● **Direction**
Look in the data below for the line that contains "Read this page and output its text content.". Copy that line and the remaining lines exactly.

● **Information shown**
______________________________
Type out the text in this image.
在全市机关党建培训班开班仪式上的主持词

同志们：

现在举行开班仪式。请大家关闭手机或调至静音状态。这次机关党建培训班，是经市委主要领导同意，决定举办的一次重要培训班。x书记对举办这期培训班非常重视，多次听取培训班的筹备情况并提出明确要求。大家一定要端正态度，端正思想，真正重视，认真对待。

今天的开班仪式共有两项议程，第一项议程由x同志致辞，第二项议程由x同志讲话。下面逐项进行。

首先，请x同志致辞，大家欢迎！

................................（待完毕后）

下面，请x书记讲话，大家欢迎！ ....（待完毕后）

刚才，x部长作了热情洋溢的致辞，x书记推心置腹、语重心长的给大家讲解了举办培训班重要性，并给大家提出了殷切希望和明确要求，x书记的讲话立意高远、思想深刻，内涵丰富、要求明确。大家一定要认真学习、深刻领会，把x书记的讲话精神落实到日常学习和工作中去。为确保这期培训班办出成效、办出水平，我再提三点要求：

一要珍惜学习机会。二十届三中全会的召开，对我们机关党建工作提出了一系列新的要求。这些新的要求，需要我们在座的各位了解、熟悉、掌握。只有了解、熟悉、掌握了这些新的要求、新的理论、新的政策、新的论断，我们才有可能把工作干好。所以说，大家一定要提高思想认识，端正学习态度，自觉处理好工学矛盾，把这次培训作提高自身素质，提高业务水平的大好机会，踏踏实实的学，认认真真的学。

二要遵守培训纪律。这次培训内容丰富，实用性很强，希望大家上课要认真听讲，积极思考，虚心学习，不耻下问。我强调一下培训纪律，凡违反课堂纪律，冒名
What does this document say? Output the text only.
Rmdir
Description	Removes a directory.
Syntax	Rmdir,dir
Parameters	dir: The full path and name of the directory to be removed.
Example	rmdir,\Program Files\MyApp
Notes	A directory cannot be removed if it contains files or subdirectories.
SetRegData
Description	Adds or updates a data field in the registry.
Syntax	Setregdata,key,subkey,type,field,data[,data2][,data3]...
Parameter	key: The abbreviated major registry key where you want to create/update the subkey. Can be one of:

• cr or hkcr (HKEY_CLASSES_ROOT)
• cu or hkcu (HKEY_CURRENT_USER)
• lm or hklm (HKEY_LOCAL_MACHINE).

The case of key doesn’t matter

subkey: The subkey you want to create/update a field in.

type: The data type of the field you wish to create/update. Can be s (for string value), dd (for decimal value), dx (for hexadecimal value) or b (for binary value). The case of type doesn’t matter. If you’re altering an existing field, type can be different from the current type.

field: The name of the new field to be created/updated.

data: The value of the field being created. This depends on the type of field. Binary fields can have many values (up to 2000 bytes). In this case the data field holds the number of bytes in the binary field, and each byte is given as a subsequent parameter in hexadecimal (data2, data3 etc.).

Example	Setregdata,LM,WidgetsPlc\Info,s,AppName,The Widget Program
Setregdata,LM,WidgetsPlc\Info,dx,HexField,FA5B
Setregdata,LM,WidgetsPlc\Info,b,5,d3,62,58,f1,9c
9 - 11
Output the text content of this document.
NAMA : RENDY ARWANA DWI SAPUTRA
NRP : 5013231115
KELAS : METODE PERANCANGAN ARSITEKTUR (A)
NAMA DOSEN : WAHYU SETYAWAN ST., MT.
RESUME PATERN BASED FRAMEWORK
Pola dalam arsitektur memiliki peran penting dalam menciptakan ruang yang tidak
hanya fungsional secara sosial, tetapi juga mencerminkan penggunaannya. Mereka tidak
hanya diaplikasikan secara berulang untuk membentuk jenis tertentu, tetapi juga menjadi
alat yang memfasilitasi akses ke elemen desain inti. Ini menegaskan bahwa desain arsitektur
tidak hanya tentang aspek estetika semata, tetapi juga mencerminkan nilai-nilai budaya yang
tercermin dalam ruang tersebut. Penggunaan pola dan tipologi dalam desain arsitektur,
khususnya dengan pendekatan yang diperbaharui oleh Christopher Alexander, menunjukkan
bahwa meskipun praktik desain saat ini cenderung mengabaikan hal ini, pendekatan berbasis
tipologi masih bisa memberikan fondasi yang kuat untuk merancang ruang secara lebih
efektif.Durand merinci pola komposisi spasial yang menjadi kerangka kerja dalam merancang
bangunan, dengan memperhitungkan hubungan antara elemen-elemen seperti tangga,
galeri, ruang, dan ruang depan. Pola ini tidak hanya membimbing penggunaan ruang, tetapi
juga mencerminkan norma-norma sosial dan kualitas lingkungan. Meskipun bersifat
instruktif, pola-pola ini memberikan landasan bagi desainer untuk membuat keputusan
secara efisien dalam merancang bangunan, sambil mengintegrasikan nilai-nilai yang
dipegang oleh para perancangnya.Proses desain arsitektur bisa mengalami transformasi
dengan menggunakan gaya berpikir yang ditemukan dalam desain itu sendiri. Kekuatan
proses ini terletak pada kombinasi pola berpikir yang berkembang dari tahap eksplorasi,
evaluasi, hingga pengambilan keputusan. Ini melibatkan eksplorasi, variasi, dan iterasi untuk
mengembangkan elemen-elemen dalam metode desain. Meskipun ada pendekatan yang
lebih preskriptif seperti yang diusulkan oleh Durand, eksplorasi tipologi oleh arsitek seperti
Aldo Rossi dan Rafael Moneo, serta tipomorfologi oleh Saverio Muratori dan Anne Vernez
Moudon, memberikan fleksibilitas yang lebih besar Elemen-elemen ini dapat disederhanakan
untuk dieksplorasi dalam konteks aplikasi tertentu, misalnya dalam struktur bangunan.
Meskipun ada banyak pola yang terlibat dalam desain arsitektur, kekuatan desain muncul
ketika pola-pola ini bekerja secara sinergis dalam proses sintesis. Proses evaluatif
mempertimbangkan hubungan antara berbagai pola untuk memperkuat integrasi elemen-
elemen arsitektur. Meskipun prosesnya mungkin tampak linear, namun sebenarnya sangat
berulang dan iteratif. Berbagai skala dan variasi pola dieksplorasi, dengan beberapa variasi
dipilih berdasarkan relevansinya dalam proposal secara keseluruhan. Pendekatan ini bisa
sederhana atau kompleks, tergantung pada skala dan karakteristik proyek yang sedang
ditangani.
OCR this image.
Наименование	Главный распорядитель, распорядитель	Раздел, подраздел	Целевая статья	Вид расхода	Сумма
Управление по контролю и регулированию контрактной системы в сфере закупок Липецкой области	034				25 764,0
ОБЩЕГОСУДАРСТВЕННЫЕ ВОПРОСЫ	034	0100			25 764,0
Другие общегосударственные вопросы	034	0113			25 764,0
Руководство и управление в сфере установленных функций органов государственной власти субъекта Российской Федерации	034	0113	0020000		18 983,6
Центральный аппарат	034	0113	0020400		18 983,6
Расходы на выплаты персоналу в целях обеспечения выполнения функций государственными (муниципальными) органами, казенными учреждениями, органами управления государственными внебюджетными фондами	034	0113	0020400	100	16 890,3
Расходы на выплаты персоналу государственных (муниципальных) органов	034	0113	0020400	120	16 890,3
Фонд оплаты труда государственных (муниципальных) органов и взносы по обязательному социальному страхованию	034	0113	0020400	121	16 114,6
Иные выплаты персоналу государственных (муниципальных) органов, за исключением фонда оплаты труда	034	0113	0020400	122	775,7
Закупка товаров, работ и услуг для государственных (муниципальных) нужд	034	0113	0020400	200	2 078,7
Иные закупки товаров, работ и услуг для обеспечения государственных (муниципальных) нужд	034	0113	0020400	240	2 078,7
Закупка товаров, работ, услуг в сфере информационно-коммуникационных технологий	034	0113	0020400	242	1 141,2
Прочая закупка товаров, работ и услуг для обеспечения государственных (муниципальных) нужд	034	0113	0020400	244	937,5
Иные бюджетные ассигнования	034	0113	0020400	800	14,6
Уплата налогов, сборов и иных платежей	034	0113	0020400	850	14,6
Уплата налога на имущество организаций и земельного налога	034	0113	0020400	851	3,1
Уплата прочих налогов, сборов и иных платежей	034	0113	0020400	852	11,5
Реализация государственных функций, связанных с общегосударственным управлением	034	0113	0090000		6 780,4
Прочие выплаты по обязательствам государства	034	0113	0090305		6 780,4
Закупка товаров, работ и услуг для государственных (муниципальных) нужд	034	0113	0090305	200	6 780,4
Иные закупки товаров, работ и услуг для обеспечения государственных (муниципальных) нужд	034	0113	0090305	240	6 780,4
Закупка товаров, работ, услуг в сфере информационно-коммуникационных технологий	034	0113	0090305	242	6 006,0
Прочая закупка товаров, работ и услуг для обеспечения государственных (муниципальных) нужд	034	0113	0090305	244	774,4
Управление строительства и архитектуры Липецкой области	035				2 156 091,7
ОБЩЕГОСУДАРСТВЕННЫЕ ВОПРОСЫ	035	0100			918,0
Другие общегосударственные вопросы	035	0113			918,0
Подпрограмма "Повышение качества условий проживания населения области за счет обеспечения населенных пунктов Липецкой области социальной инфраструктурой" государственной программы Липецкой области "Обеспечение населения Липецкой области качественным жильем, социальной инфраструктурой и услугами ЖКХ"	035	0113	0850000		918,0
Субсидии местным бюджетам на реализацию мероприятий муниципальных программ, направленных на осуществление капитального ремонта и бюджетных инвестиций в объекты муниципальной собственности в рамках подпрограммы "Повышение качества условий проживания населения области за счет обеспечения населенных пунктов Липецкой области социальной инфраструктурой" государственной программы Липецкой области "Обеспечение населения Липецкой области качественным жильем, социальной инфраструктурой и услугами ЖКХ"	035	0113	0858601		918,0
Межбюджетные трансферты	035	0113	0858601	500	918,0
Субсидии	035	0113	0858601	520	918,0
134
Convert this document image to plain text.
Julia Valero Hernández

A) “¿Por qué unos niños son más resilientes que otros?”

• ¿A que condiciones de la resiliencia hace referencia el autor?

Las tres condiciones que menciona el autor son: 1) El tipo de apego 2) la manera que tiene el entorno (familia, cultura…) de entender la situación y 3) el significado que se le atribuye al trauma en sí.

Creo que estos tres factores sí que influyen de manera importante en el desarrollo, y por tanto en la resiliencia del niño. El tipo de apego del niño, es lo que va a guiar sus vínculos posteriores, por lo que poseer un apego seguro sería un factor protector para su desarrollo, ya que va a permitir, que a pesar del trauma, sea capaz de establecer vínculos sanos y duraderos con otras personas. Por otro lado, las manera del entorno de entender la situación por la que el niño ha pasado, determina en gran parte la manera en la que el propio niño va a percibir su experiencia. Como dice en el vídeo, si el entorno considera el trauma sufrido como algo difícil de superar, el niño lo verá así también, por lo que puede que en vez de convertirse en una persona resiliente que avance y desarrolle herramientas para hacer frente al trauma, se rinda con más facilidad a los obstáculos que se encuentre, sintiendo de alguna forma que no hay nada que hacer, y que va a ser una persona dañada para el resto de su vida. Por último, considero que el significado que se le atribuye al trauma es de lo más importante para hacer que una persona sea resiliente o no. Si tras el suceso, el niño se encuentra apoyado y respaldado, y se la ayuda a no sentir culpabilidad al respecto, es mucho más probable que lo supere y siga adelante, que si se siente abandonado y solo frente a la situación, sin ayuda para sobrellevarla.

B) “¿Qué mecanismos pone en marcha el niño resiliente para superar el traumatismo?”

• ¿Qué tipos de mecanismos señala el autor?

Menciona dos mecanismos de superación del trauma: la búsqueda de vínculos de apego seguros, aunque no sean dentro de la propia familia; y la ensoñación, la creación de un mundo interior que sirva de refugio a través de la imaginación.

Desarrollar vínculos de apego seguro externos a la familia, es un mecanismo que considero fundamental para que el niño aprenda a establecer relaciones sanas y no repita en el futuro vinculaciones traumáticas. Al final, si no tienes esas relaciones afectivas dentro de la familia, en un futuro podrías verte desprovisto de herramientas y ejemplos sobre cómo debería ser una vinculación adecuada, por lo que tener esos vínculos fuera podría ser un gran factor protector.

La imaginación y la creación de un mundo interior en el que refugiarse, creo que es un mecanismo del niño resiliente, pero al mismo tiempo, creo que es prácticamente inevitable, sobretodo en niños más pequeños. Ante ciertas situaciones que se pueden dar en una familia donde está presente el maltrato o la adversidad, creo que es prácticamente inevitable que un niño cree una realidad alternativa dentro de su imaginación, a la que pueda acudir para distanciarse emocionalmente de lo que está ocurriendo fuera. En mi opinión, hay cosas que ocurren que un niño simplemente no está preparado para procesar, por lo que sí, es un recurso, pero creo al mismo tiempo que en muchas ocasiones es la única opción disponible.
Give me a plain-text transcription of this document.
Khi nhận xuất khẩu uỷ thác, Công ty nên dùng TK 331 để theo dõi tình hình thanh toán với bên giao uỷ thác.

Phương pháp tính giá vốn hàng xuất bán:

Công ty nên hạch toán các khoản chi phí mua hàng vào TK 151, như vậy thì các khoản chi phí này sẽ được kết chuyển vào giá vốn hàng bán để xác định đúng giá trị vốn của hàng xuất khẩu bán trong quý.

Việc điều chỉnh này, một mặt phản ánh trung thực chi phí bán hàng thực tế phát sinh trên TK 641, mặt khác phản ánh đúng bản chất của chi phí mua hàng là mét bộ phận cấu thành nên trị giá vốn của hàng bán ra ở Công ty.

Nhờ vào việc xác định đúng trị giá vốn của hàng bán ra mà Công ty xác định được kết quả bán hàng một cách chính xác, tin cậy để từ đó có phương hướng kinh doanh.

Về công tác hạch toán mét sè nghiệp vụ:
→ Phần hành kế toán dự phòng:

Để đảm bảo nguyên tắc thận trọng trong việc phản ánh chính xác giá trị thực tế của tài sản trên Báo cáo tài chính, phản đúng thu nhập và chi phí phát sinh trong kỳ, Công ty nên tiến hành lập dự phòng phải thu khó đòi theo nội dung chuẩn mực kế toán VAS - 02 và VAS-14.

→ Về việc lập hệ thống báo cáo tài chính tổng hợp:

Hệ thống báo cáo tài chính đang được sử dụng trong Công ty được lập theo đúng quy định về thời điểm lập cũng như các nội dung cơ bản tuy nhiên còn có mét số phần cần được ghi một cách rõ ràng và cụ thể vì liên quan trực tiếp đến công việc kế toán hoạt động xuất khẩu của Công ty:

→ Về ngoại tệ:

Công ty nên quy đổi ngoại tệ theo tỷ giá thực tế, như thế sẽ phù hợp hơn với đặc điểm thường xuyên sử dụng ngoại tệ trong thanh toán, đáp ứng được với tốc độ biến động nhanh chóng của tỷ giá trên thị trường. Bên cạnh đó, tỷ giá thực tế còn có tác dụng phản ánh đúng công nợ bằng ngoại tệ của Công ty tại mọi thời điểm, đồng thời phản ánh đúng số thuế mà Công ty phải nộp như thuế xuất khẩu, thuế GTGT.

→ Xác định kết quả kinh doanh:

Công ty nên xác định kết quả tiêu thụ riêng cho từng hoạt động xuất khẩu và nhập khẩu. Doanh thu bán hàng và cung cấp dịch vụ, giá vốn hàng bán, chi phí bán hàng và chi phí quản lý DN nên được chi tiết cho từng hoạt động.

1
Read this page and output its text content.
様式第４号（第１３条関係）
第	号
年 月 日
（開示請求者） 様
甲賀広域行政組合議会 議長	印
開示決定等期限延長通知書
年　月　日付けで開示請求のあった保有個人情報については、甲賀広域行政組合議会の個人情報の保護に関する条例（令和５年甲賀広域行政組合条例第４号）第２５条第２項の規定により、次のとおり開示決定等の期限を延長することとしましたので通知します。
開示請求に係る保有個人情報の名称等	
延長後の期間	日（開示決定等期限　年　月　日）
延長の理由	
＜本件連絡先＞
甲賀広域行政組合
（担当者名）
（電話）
______________________________
● **The answer**
Read this page and output its text content.
様式第４号（第１３条関係）
第	号
年 月 日
（開示請求者） 様
甲賀広域行政組合議会 議長	印
開示決定等期限延長通知書
年　月　日付けで開示請求のあった保有個人情報については、甲賀広域行政組合議会の個人情報の保護に関する条例（令和５年甲賀広域行政組合条例第４号）第２５条第２項の規定により、次のとおり開示決定等の期限を延長することとしましたので通知します。
開示請求に係る保有個人情報の名称等	
延長後の期間	日（開示決定等期限　年　月　日）
延長の理由	
＜本件連絡先＞
甲賀広域行政組合
（担当者名）
（電話）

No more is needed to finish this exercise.